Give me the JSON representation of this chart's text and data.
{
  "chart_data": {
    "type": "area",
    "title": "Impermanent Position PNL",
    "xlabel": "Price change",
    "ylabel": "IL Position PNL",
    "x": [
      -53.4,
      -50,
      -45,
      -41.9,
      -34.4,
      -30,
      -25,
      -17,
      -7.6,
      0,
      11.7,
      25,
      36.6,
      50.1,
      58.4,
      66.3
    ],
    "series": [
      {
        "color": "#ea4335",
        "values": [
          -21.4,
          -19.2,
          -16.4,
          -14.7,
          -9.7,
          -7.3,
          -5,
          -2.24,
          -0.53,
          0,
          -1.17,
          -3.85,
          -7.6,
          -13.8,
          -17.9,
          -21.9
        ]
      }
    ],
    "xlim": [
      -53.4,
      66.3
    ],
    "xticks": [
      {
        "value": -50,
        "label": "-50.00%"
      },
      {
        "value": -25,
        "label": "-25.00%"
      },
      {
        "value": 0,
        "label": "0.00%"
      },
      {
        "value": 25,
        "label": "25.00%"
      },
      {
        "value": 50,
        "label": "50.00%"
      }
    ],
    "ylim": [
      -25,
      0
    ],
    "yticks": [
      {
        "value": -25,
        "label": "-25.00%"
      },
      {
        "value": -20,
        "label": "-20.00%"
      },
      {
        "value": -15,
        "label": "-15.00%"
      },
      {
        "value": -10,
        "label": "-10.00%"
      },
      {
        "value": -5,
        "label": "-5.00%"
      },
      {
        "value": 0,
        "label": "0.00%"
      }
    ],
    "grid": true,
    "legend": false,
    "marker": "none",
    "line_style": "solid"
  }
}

——

#### [What to produce]
Print the material verbatim, all of it.

#### [Task result]
Give me the JSON representation of this chart's text and data.
{
  "chart_data": {
    "type": "area",
    "title": "Impermanent Position PNL",
    "xlabel": "Price change",
    "ylabel": "IL Position PNL",
    "x": [
      -53.4,
      -50,
      -45,
      -41.9,
      -34.4,
      -30,
      -25,
      -17,
      -7.6,
      0,
      11.7,
      25,
      36.6,
      50.1,
      58.4,
      66.3
    ],
    "series": [
      {
        "color": "#ea4335",
        "values": [
          -21.4,
          -19.2,
          -16.4,
          -14.7,
          -9.7,
          -7.3,
          -5,
          -2.24,
          -0.53,
          0,
          -1.17,
          -3.85,
          -7.6,
          -13.8,
          -17.9,
          -21.9
        ]
      }
    ],
    "xlim": [
      -53.4,
      66.3
    ],
    "xticks": [
      {
        "value": -50,
        "label": "-50.00%"
      },
      {
        "value": -25,
        "label": "-25.00%"
      },
      {
        "value": 0,
        "label": "0.00%"
      },
      {
        "value": 25,
        "label": "25.00%"
      },
      {
        "value": 50,
        "label": "50.00%"
      }
    ],
    "ylim": [
      -25,
      0
    ],
    "yticks": [
      {
        "value": -25,
        "label": "-25.00%"
      },
      {
        "value": -20,
        "label": "-20.00%"
      },
      {
        "value": -15,
        "label": "-15.00%"
      },
      {
        "value": -10,
        "label": "-10.00%"
      },
      {
        "value": -5,
        "label": "-5.00%"
      },
      {
        "value": 0,
        "label": "0.00%"
      }
    ],
    "grid": true,
    "legend": false,
    "marker": "none",
    "line_style": "solid"
  }
}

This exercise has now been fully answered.